▶ _Your instructions_
Copy each entry as it stands, leaving nothing out.

○ ○ ○ ○

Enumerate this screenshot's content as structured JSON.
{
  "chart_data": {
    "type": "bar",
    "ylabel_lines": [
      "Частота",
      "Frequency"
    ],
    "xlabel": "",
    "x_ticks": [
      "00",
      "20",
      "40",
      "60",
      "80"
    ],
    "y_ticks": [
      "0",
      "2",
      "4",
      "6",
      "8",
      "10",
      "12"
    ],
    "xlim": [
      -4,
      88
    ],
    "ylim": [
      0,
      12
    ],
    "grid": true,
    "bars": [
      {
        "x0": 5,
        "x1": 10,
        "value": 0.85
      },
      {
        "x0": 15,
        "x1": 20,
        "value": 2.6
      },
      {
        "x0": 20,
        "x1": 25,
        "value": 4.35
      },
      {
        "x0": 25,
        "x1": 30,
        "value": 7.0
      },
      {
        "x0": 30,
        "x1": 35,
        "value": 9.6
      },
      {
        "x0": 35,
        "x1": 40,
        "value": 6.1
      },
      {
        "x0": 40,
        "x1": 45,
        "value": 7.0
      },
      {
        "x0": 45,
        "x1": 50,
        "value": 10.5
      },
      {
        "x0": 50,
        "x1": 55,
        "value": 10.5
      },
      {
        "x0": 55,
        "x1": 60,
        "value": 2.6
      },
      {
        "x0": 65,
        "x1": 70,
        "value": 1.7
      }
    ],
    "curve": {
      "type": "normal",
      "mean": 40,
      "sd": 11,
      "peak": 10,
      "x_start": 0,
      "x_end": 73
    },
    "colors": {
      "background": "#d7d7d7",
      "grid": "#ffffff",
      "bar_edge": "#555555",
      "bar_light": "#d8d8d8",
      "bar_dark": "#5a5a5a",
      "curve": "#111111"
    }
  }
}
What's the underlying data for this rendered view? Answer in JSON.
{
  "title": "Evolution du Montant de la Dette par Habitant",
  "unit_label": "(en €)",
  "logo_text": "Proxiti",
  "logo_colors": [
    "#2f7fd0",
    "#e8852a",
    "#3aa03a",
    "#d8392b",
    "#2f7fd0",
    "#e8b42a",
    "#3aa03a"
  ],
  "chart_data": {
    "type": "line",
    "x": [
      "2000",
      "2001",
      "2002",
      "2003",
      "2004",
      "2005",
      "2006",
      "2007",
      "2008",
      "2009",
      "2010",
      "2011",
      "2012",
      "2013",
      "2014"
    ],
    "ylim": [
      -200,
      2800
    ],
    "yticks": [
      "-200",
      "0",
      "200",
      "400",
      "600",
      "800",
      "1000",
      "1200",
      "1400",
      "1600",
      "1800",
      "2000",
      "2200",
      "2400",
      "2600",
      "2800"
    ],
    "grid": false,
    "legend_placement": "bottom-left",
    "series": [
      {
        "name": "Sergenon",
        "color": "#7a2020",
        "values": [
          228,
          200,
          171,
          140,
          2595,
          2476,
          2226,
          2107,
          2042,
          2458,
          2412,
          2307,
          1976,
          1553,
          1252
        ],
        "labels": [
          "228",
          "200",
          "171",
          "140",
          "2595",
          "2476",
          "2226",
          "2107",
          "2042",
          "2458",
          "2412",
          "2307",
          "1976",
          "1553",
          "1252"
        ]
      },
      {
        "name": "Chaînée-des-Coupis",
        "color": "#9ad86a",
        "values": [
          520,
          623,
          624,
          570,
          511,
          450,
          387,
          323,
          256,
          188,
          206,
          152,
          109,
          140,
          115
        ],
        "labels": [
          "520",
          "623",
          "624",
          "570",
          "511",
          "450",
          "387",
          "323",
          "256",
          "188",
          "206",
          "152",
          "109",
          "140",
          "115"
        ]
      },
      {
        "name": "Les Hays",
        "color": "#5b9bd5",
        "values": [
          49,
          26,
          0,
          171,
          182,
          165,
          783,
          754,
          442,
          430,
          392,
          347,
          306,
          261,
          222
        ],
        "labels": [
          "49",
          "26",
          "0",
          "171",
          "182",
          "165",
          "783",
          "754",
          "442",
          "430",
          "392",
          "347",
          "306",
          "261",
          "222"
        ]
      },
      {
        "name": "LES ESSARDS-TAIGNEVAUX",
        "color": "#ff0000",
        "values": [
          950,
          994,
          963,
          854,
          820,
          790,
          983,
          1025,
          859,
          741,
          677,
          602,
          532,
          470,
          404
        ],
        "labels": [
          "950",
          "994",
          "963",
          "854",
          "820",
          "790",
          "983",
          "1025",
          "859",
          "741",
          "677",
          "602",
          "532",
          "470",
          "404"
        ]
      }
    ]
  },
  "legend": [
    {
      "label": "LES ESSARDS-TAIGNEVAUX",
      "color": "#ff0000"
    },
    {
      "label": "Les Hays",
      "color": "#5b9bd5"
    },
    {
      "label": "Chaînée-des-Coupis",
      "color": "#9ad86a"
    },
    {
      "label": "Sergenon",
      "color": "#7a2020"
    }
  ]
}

○ ○ ○ ○

▶ _Result of the exercise_
Enumerate this screenshot's content as structured JSON.
{
  "chart_data": {
    "type": "bar",
    "ylabel_lines": [
      "Частота",
      "Frequency"
    ],
    "xlabel": "",
    "x_ticks": [
      "00",
      "20",
      "40",
      "60",
      "80"
    ],
    "y_ticks": [
      "0",
      "2",
      "4",
      "6",
      "8",
      "10",
      "12"
    ],
    "xlim": [
      -4,
      88
    ],
    "ylim": [
      0,
      12
    ],
    "grid": true,
    "bars": [
      {
        "x0": 5,
        "x1": 10,
        "value": 0.85
      },
      {
        "x0": 15,
        "x1": 20,
        "value": 2.6
      },
      {
        "x0": 20,
        "x1": 25,
        "value": 4.35
      },
      {
        "x0": 25,
        "x1": 30,
        "value": 7.0
      },
      {
        "x0": 30,
        "x1": 35,
        "value": 9.6
      },
      {
        "x0": 35,
        "x1": 40,
        "value": 6.1
      },
      {
        "x0": 40,
        "x1": 45,
        "value": 7.0
      },
      {
        "x0": 45,
        "x1": 50,
        "value": 10.5
      },
      {
        "x0": 50,
        "x1": 55,
        "value": 10.5
      },
      {
        "x0": 55,
        "x1": 60,
        "value": 2.6
      },
      {
        "x0": 65,
        "x1": 70,
        "value": 1.7
      }
    ],
    "curve": {
      "type": "normal",
      "mean": 40,
      "sd": 11,
      "peak": 10,
      "x_start": 0,
      "x_end": 73
    },
    "colors": {
      "background": "#d7d7d7",
      "grid": "#ffffff",
      "bar_edge": "#555555",
      "bar_light": "#d8d8d8",
      "bar_dark": "#5a5a5a",
      "curve": "#111111"
    }
  }
}
What's the underlying data for this rendered view? Answer in JSON.
{
  "title": "Evolution du Montant de la Dette par Habitant",
  "unit_label": "(en €)",
  "logo_text": "Proxiti",
  "logo_colors": [
    "#2f7fd0",
    "#e8852a",
    "#3aa03a",
    "#d8392b",
    "#2f7fd0",
    "#e8b42a",
    "#3aa03a"
  ],
  "chart_data": {
    "type": "line",
    "x": [
      "2000",
      "2001",
      "2002",
      "2003",
      "2004",
      "2005",
      "2006",
      "2007",
      "2008",
      "2009",
      "2010",
      "2011",
      "2012",
      "2013",
      "2014"
    ],
    "ylim": [
      -200,
      2800
    ],
    "yticks": [
      "-200",
      "0",
      "200",
      "400",
      "600",
      "800",
      "1000",
      "1200",
      "1400",
      "1600",
      "1800",
      "2000",
      "2200",
      "2400",
      "2600",
      "2800"
    ],
    "grid": false,
    "legend_placement": "bottom-left",
    "series": [
      {
        "name": "Sergenon",
        "color": "#7a2020",
        "values": [
          228,
          200,
          171,
          140,
          2595,
          2476,
          2226,
          2107,
          2042,
          2458,
          2412,
          2307,
          1976,
          1553,
          1252
        ],
        "labels": [
          "228",
          "200",
          "171",
          "140",
          "2595",
          "2476",
          "2226",
          "2107",
          "2042",
          "2458",
          "2412",
          "2307",
          "1976",
          "1553",
          "1252"
        ]
      },
      {
        "name": "Chaînée-des-Coupis",
        "color": "#9ad86a",
        "values": [
          520,
          623,
          624,
          570,
          511,
          450,
          387,
          323,
          256,
          188,
          206,
          152,
          109,
          140,
          115
        ],
        "labels": [
          "520",
          "623",
          "624",
          "570",
          "511",
          "450",
          "387",
          "323",
          "256",
          "188",
          "206",
          "152",
          "109",
          "140",
          "115"
        ]
      },
      {
        "name": "Les Hays",
        "color": "#5b9bd5",
        "values": [
          49,
          26,
          0,
          171,
          182,
          165,
          783,
          754,
          442,
          430,
          392,
          347,
          306,
          261,
          222
        ],
        "labels": [
          "49",
          "26",
          "0",
          "171",
          "182",
          "165",
          "783",
          "754",
          "442",
          "430",
          "392",
          "347",
          "306",
          "261",
          "222"
        ]
      },
      {
        "name": "LES ESSARDS-TAIGNEVAUX",
        "color": "#ff0000",
        "values": [
          950,
          994,
          963,
          854,
          820,
          790,
          983,
          1025,
          859,
          741,
          677,
          602,
          532,
          470,
          404
        ],
        "labels": [
          "950",
          "994",
          "963",
          "854",
          "820",
          "790",
          "983",
          "1025",
          "859",
          "741",
          "677",
          "602",
          "532",
          "470",
          "404"
        ]
      }
    ]
  },
  "legend": [
    {
      "label": "LES ESSARDS-TAIGNEVAUX",
      "color": "#ff0000"
    },
    {
      "label": "Les Hays",
      "color": "#5b9bd5"
    },
    {
      "label": "Chaînée-des-Coupis",
      "color": "#9ad86a"
    },
    {
      "label": "Sergenon",
      "color": "#7a2020"
    }
  ]
}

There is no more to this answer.